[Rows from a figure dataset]
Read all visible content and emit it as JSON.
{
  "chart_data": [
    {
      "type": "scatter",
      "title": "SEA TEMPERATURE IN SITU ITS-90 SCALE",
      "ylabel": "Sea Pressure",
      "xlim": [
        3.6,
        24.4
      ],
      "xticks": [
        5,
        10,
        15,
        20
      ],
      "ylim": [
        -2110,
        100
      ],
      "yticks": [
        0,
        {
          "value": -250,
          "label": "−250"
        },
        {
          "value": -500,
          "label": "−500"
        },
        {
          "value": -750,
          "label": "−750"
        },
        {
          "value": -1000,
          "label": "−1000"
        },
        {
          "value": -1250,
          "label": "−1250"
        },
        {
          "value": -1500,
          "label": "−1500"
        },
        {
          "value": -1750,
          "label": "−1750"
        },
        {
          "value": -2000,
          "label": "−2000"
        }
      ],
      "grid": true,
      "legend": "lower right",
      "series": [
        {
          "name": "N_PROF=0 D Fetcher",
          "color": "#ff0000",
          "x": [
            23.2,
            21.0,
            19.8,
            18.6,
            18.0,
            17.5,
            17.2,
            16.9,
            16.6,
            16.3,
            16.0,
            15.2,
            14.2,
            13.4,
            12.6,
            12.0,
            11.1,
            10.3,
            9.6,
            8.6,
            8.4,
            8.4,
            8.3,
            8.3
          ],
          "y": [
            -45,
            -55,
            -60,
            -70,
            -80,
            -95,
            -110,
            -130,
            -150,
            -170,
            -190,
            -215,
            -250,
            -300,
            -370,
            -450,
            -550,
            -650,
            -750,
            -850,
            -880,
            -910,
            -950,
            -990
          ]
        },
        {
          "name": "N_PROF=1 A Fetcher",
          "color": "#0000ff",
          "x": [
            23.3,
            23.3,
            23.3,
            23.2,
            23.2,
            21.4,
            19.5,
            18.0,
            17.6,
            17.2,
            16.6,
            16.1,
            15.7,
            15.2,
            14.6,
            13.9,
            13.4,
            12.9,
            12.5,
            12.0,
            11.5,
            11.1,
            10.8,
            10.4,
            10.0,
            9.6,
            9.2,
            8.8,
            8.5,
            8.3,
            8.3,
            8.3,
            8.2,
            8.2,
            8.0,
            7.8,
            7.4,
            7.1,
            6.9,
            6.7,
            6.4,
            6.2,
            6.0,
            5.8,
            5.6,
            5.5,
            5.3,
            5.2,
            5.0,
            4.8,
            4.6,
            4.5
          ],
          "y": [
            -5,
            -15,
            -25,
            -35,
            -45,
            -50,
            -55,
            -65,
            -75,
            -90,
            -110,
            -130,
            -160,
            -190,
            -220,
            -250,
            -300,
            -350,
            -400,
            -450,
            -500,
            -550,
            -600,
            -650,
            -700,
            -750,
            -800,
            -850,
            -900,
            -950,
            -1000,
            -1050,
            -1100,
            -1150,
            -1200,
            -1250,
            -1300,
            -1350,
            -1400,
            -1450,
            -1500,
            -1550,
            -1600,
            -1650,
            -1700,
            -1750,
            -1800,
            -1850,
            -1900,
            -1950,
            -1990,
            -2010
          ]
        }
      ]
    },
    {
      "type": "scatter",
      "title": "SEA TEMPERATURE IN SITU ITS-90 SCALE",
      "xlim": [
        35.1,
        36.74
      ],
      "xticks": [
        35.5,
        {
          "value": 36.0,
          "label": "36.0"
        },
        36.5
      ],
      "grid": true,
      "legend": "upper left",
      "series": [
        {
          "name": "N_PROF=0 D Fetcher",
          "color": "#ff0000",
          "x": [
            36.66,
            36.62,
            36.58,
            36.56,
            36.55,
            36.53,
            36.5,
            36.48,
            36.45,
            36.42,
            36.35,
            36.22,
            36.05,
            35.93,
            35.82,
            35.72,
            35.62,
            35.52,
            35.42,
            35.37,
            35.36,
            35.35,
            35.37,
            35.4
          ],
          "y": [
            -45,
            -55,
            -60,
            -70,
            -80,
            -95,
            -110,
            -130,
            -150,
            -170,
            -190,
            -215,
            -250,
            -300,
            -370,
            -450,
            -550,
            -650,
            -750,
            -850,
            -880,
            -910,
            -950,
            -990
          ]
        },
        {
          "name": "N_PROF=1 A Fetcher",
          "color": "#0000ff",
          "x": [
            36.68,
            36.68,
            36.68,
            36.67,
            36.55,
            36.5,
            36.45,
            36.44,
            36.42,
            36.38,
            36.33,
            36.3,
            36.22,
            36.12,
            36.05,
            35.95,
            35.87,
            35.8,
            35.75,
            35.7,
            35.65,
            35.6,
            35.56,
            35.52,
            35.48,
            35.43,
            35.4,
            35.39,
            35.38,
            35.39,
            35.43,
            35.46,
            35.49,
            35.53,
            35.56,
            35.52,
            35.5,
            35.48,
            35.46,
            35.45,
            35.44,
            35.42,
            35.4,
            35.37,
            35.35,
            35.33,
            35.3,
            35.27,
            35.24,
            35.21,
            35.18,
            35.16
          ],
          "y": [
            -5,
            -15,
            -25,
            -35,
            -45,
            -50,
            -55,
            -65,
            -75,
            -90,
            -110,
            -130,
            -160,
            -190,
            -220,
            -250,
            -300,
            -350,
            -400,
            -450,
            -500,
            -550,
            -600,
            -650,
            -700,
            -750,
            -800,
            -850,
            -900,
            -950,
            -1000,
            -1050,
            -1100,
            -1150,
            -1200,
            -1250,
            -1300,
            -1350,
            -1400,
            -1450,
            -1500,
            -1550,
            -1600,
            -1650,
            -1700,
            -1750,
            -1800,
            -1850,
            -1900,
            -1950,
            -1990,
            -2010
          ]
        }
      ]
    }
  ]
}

> What this task involves
Extract, word for word, each line of the listing above.

> Finished exercise
Read all visible content and emit it as JSON.
{
  "chart_data": [
    {
      "type": "scatter",
      "title": "SEA TEMPERATURE IN SITU ITS-90 SCALE",
      "ylabel": "Sea Pressure",
      "xlim": [
        3.6,
        24.4
      ],
      "xticks": [
        5,
        10,
        15,
        20
      ],
      "ylim": [
        -2110,
        100
      ],
      "yticks": [
        0,
        {
          "value": -250,
          "label": "−250"
        },
        {
          "value": -500,
          "label": "−500"
        },
        {
          "value": -750,
          "label": "−750"
        },
        {
          "value": -1000,
          "label": "−1000"
        },
        {
          "value": -1250,
          "label": "−1250"
        },
        {
          "value": -1500,
          "label": "−1500"
        },
        {
          "value": -1750,
          "label": "−1750"
        },
        {
          "value": -2000,
          "label": "−2000"
        }
      ],
      "grid": true,
      "legend": "lower right",
      "series": [
        {
          "name": "N_PROF=0 D Fetcher",
          "color": "#ff0000",
          "x": [
            23.2,
            21.0,
            19.8,
            18.6,
            18.0,
            17.5,
            17.2,
            16.9,
            16.6,
            16.3,
            16.0,
            15.2,
            14.2,
            13.4,
            12.6,
            12.0,
            11.1,
            10.3,
            9.6,
            8.6,
            8.4,
            8.4,
            8.3,
            8.3
          ],
          "y": [
            -45,
            -55,
            -60,
            -70,
            -80,
            -95,
            -110,
            -130,
            -150,
            -170,
            -190,
            -215,
            -250,
            -300,
            -370,
            -450,
            -550,
            -650,
            -750,
            -850,
            -880,
            -910,
            -950,
            -990
          ]
        },
        {
          "name": "N_PROF=1 A Fetcher",
          "color": "#0000ff",
          "x": [
            23.3,
            23.3,
            23.3,
            23.2,
            23.2,
            21.4,
            19.5,
            18.0,
            17.6,
            17.2,
            16.6,
            16.1,
            15.7,
            15.2,
            14.6,
            13.9,
            13.4,
            12.9,
            12.5,
            12.0,
            11.5,
            11.1,
            10.8,
            10.4,
            10.0,
            9.6,
            9.2,
            8.8,
            8.5,
            8.3,
            8.3,
            8.3,
            8.2,
            8.2,
            8.0,
            7.8,
            7.4,
            7.1,
            6.9,
            6.7,
            6.4,
            6.2,
            6.0,
            5.8,
            5.6,
            5.5,
            5.3,
            5.2,
            5.0,
            4.8,
            4.6,
            4.5
          ],
          "y": [
            -5,
            -15,
            -25,
            -35,
            -45,
            -50,
            -55,
            -65,
            -75,
            -90,
            -110,
            -130,
            -160,
            -190,
            -220,
            -250,
            -300,
            -350,
            -400,
            -450,
            -500,
            -550,
            -600,
            -650,
            -700,
            -750,
            -800,
            -850,
            -900,
            -950,
            -1000,
            -1050,
            -1100,
            -1150,
            -1200,
            -1250,
            -1300,
            -1350,
            -1400,
            -1450,
            -1500,
            -1550,
            -1600,
            -1650,
            -1700,
            -1750,
            -1800,
            -1850,
            -1900,
            -1950,
            -1990,
            -2010
          ]
        }
      ]
    },
    {
      "type": "scatter",
      "title": "SEA TEMPERATURE IN SITU ITS-90 SCALE",
      "xlim": [
        35.1,
        36.74
      ],
      "xticks": [
        35.5,
        {
          "value": 36.0,
          "label": "36.0"
        },
        36.5
      ],
      "grid": true,
      "legend": "upper left",
      "series": [
        {
          "name": "N_PROF=0 D Fetcher",
          "color": "#ff0000",
          "x": [
            36.66,
            36.62,
            36.58,
            36.56,
            36.55,
            36.53,
            36.5,
            36.48,
            36.45,
            36.42,
            36.35,
            36.22,
            36.05,
            35.93,
            35.82,
            35.72,
            35.62,
            35.52,
            35.42,
            35.37,
            35.36,
            35.35,
            35.37,
            35.4
          ],
          "y": [
            -45,
            -55,
            -60,
            -70,
            -80,
            -95,
            -110,
            -130,
            -150,
            -170,
            -190,
            -215,
            -250,
            -300,
            -370,
            -450,
            -550,
            -650,
            -750,
            -850,
            -880,
            -910,
            -950,
            -990
          ]
        },
        {
          "name": "N_PROF=1 A Fetcher",
          "color": "#0000ff",
          "x": [
            36.68,
            36.68,
            36.68,
            36.67,
            36.55,
            36.5,
            36.45,
            36.44,
            36.42,
            36.38,
            36.33,
            36.3,
            36.22,
            36.12,
            36.05,
            35.95,
            35.87,
            35.8,
            35.75,
            35.7,
            35.65,
            35.6,
            35.56,
            35.52,
            35.48,
            35.43,
            35.4,
            35.39,
            35.38,
            35.39,
            35.43,
            35.46,
            35.49,
            35.53,
            35.56,
            35.52,
            35.5,
            35.48,
            35.46,
            35.45,
            35.44,
            35.42,
            35.4,
            35.37,
            35.35,
            35.33,
            35.3,
            35.27,
            35.24,
            35.21,
            35.18,
            35.16
          ],
          "y": [
            -5,
            -15,
            -25,
            -35,
            -45,
            -50,
            -55,
            -65,
            -75,
            -90,
            -110,
            -130,
            -160,
            -190,
            -220,
            -250,
            -300,
            -350,
            -400,
            -450,
            -500,
            -550,
            -600,
            -650,
            -700,
            -750,
            -800,
            -850,
            -900,
            -950,
            -1000,
            -1050,
            -1100,
            -1150,
            -1200,
            -1250,
            -1300,
            -1350,
            -1400,
            -1450,
            -1500,
            -1550,
            -1600,
            -1650,
            -1700,
            -1750,
            -1800,
            -1850,
            -1900,
            -1950,
            -1990,
            -2010
          ]
        }
      ]
    }
  ]
}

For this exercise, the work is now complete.